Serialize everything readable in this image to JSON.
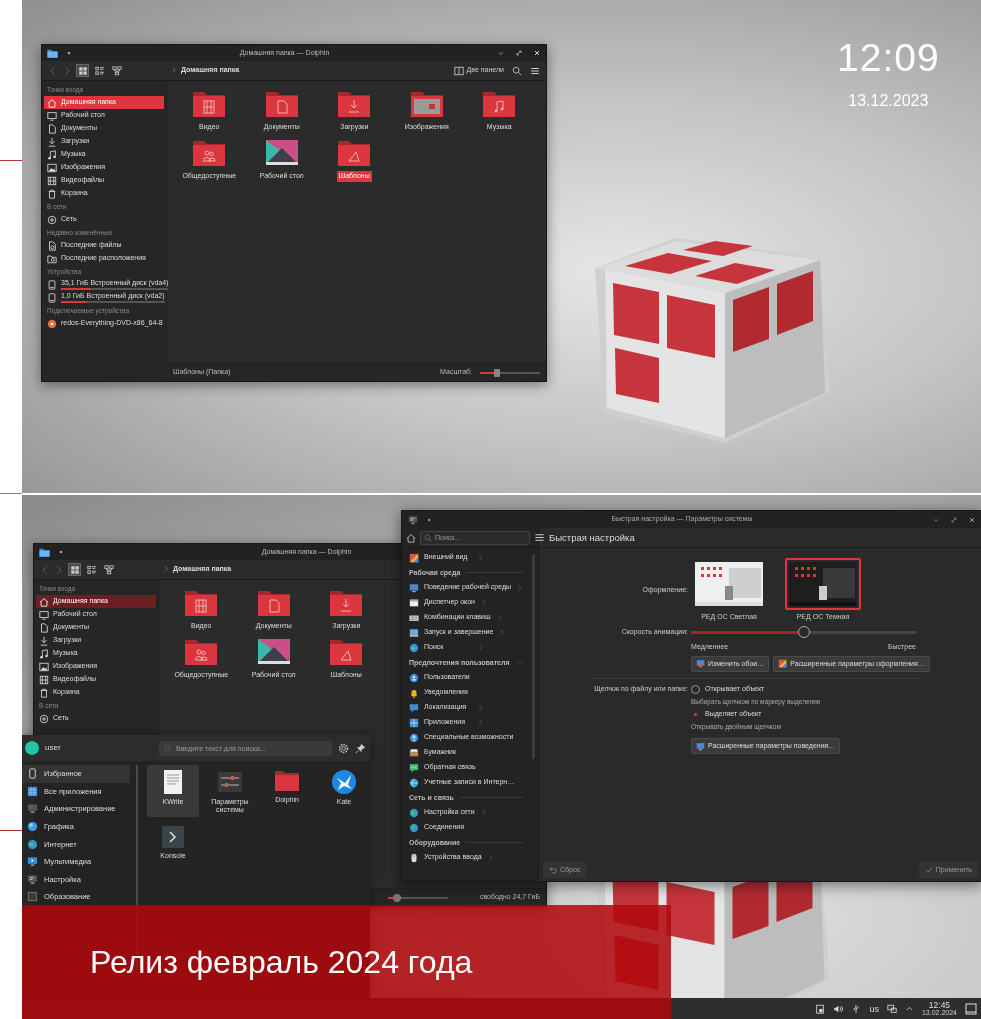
{
  "top_screen": {
    "clock": {
      "time": "12:09",
      "date": "13.12.2023"
    },
    "dolphin": {
      "title": "Домашняя папка — Dolphin",
      "view_modes": [
        {
          "kind": "icons",
          "selected": true
        },
        {
          "kind": "details",
          "selected": false
        },
        {
          "kind": "compact",
          "selected": false
        }
      ],
      "breadcrumb": "Домашняя папка",
      "split_button": "Две панели",
      "sidebar": [
        {
          "heading": "Точки входа",
          "items": [
            {
              "label": "Домашняя папка",
              "kind": "home",
              "selected": true
            },
            {
              "label": "Рабочий стол",
              "kind": "desktop",
              "selected": false
            },
            {
              "label": "Документы",
              "kind": "documents",
              "selected": false
            },
            {
              "label": "Загрузки",
              "kind": "downloads",
              "selected": false
            },
            {
              "label": "Музыка",
              "kind": "music",
              "selected": false
            },
            {
              "label": "Изображения",
              "kind": "pictures",
              "selected": false
            },
            {
              "label": "Видеофайлы",
              "kind": "videos",
              "selected": false
            },
            {
              "label": "Корзина",
              "kind": "trash",
              "selected": false
            }
          ]
        },
        {
          "heading": "В сети",
          "items": [
            {
              "label": "Сеть",
              "kind": "network",
              "selected": false
            }
          ]
        },
        {
          "heading": "Недавно изменённые",
          "items": [
            {
              "label": "Последние файлы",
              "kind": "recent-files",
              "selected": false
            },
            {
              "label": "Последние расположения",
              "kind": "recent-locations",
              "selected": false
            }
          ]
        },
        {
          "heading": "Устройства",
          "items": [
            {
              "label": "35,1 ГиБ Встроенный диск (vda4)",
              "kind": "disk",
              "selected": false,
              "level": 0.28
            },
            {
              "label": "1,0 ГиБ Встроенный диск (vda2)",
              "kind": "disk",
              "selected": false,
              "level": 0.25
            }
          ]
        },
        {
          "heading": "Подключаемые устройства",
          "items": [
            {
              "label": "redos-Everything-DVD-x86_64-8",
              "kind": "dvd",
              "selected": false
            }
          ]
        }
      ],
      "files": [
        {
          "name": "Видео",
          "kind": "video",
          "selected": false
        },
        {
          "name": "Документы",
          "kind": "documents",
          "selected": false
        },
        {
          "name": "Загрузки",
          "kind": "downloads",
          "selected": false
        },
        {
          "name": "Изображения",
          "kind": "pictures",
          "selected": false
        },
        {
          "name": "Музыка",
          "kind": "music",
          "selected": false
        },
        {
          "name": "Общедоступные",
          "kind": "public",
          "selected": false
        },
        {
          "name": "Рабочий стол",
          "kind": "desktop",
          "selected": false
        },
        {
          "name": "Шаблоны",
          "kind": "templates",
          "selected": true
        }
      ],
      "status": "Шаблоны (Папка)",
      "zoom_label": "Масштаб:",
      "zoom": {
        "level": 0.28
      }
    }
  },
  "bottom_screen": {
    "dolphin": {
      "title": "Домашняя папка — Dolphin",
      "view_modes": [
        {
          "kind": "icons",
          "selected": true
        },
        {
          "kind": "details",
          "selected": false
        },
        {
          "kind": "compact",
          "selected": false
        }
      ],
      "breadcrumb": "Домашняя папка",
      "sidebar": [
        {
          "heading": "Точки входа",
          "items": [
            {
              "label": "Домашняя папка",
              "kind": "home",
              "selected": true
            },
            {
              "label": "Рабочий стол",
              "kind": "desktop",
              "selected": false
            },
            {
              "label": "Документы",
              "kind": "documents",
              "selected": false
            },
            {
              "label": "Загрузки",
              "kind": "downloads",
              "selected": false
            },
            {
              "label": "Музыка",
              "kind": "music",
              "selected": false
            },
            {
              "label": "Изображения",
              "kind": "pictures",
              "selected": false
            },
            {
              "label": "Видеофайлы",
              "kind": "videos",
              "selected": false
            },
            {
              "label": "Корзина",
              "kind": "trash",
              "selected": false
            }
          ]
        },
        {
          "heading": "В сети",
          "items": [
            {
              "label": "Сеть",
              "kind": "network",
              "selected": false
            }
          ]
        }
      ],
      "files": [
        {
          "name": "Видео",
          "kind": "video",
          "selected": false
        },
        {
          "name": "Документы",
          "kind": "documents",
          "selected": false
        },
        {
          "name": "Загрузки",
          "kind": "downloads",
          "selected": false
        },
        {
          "name": "Общедоступные",
          "kind": "public",
          "selected": false
        },
        {
          "name": "Рабочий стол",
          "kind": "desktop",
          "selected": false
        },
        {
          "name": "Шаблоны",
          "kind": "templates",
          "selected": false
        }
      ],
      "zoom": {
        "level": 0.15
      },
      "free_space": "свободно 24,7 ГиБ"
    },
    "settings": {
      "title": "Быстрая настройка — Параметры системы",
      "search": {
        "placeholder": "Поиск..."
      },
      "page_title": "Быстрая настройка",
      "nav": [
        {
          "items": [
            {
              "label": "Внешний вид",
              "kind": "appearance",
              "expandable": true
            }
          ]
        },
        {
          "heading": "Рабочая среда",
          "items": [
            {
              "label": "Поведение рабочей среды",
              "kind": "workspace",
              "expandable": true
            },
            {
              "label": "Диспетчер окон",
              "kind": "windows",
              "expandable": true
            },
            {
              "label": "Комбинации клавиш",
              "kind": "keyboard",
              "expandable": true
            },
            {
              "label": "Запуск и завершение",
              "kind": "startup",
              "expandable": true
            },
            {
              "label": "Поиск",
              "kind": "search-settings",
              "expandable": true
            }
          ]
        },
        {
          "heading": "Предпочтения пользователя",
          "items": [
            {
              "label": "Пользователи",
              "kind": "users",
              "expandable": false
            },
            {
              "label": "Уведомления",
              "kind": "notifications",
              "expandable": false
            },
            {
              "label": "Локализация",
              "kind": "locale",
              "expandable": true
            },
            {
              "label": "Приложения",
              "kind": "applications",
              "expandable": true
            },
            {
              "label": "Специальные возможности",
              "kind": "accessibility",
              "expandable": false
            },
            {
              "label": "Бумажник",
              "kind": "wallet",
              "expandable": false
            },
            {
              "label": "Обратная связь",
              "kind": "feedback",
              "expandable": false
            },
            {
              "label": "Учетные записи в Интерн…",
              "kind": "accounts",
              "expandable": false
            }
          ]
        },
        {
          "heading": "Сеть и связь",
          "items": [
            {
              "label": "Настройка сети",
              "kind": "network-settings",
              "expandable": true
            },
            {
              "label": "Соединения",
              "kind": "connections",
              "expandable": false
            }
          ]
        },
        {
          "heading": "Оборудование",
          "items": [
            {
              "label": "Устройства ввода",
              "kind": "input",
              "expandable": true
            }
          ]
        }
      ],
      "appearance_label": "Оформление:",
      "themes": [
        {
          "name": "РЕД ОС Светлая",
          "kind": "light",
          "selected": false
        },
        {
          "name": "РЕД ОС Темная",
          "kind": "dark",
          "selected": true
        }
      ],
      "animation_label": "Скорость анимации:",
      "animation_speed": {
        "level": 0.5
      },
      "slower": "Медленнее",
      "faster": "Быстрее",
      "buttons": [
        {
          "label": "Изменить обои…",
          "kind": "wallpaper"
        },
        {
          "label": "Расширенные параметры оформления…",
          "kind": "appearance"
        }
      ],
      "click_label": "Щелчок по файлу или папке:",
      "click_options": [
        {
          "label": "Открывает объект",
          "hint": "Выбирать щелчком по маркеру выделения",
          "selected": false
        },
        {
          "label": "Выделяет объект",
          "hint": "Открывать двойным щелчком",
          "selected": true
        }
      ],
      "behavior_button": "Расширенные параметры поведения…",
      "reset_button": {
        "label": "Сброс",
        "disabled": true
      },
      "apply_button": {
        "label": "Применить",
        "disabled": true
      }
    },
    "launcher": {
      "user": "user",
      "search": {
        "placeholder": "Введите текст для поиска..."
      },
      "categories": [
        {
          "label": "Избранное",
          "kind": "favorites",
          "selected": true
        },
        {
          "label": "Все приложения",
          "kind": "all",
          "selected": false
        },
        {
          "label": "Администрирование",
          "kind": "admin",
          "selected": false
        },
        {
          "label": "Графика",
          "kind": "graphics",
          "selected": false
        },
        {
          "label": "Интернет",
          "kind": "internet",
          "selected": false
        },
        {
          "label": "Мультимедиа",
          "kind": "multimedia",
          "selected": false
        },
        {
          "label": "Настройка",
          "kind": "setup",
          "selected": false
        },
        {
          "label": "Образование",
          "kind": "education",
          "selected": false
        }
      ],
      "apps": [
        {
          "name": "KWrite",
          "kind": "kwrite",
          "selected": true
        },
        {
          "name": "Параметры системы",
          "kind": "system-settings",
          "selected": false
        },
        {
          "name": "Dolphin",
          "kind": "dolphin",
          "selected": false
        },
        {
          "name": "Kate",
          "kind": "kate",
          "selected": false
        },
        {
          "name": "Konsole",
          "kind": "konsole",
          "selected": false
        }
      ]
    },
    "taskbar": {
      "keyboard_layout": "us",
      "time": "12:45",
      "date": "13.02.2024"
    }
  },
  "banner": {
    "text": "Релиз февраль 2024 года"
  }
}
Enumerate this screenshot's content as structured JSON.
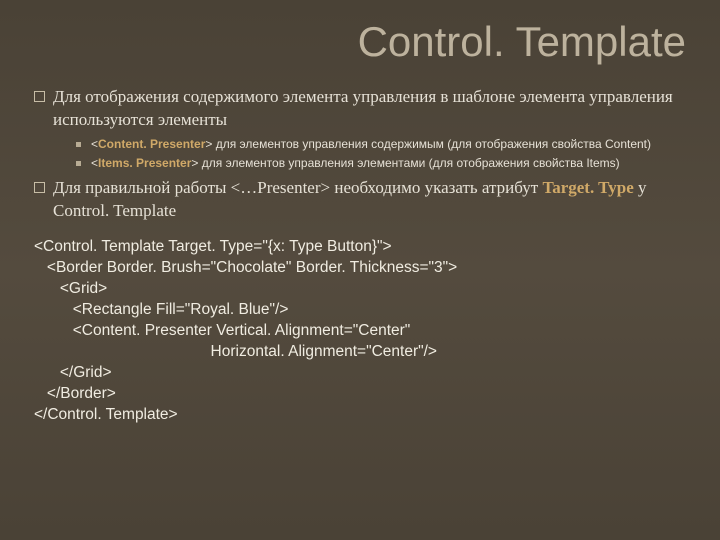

**********

Exactly how many lines of the material contain the word "Расширенные"? Write the number alone.

**RESULT OF THE TASK**
2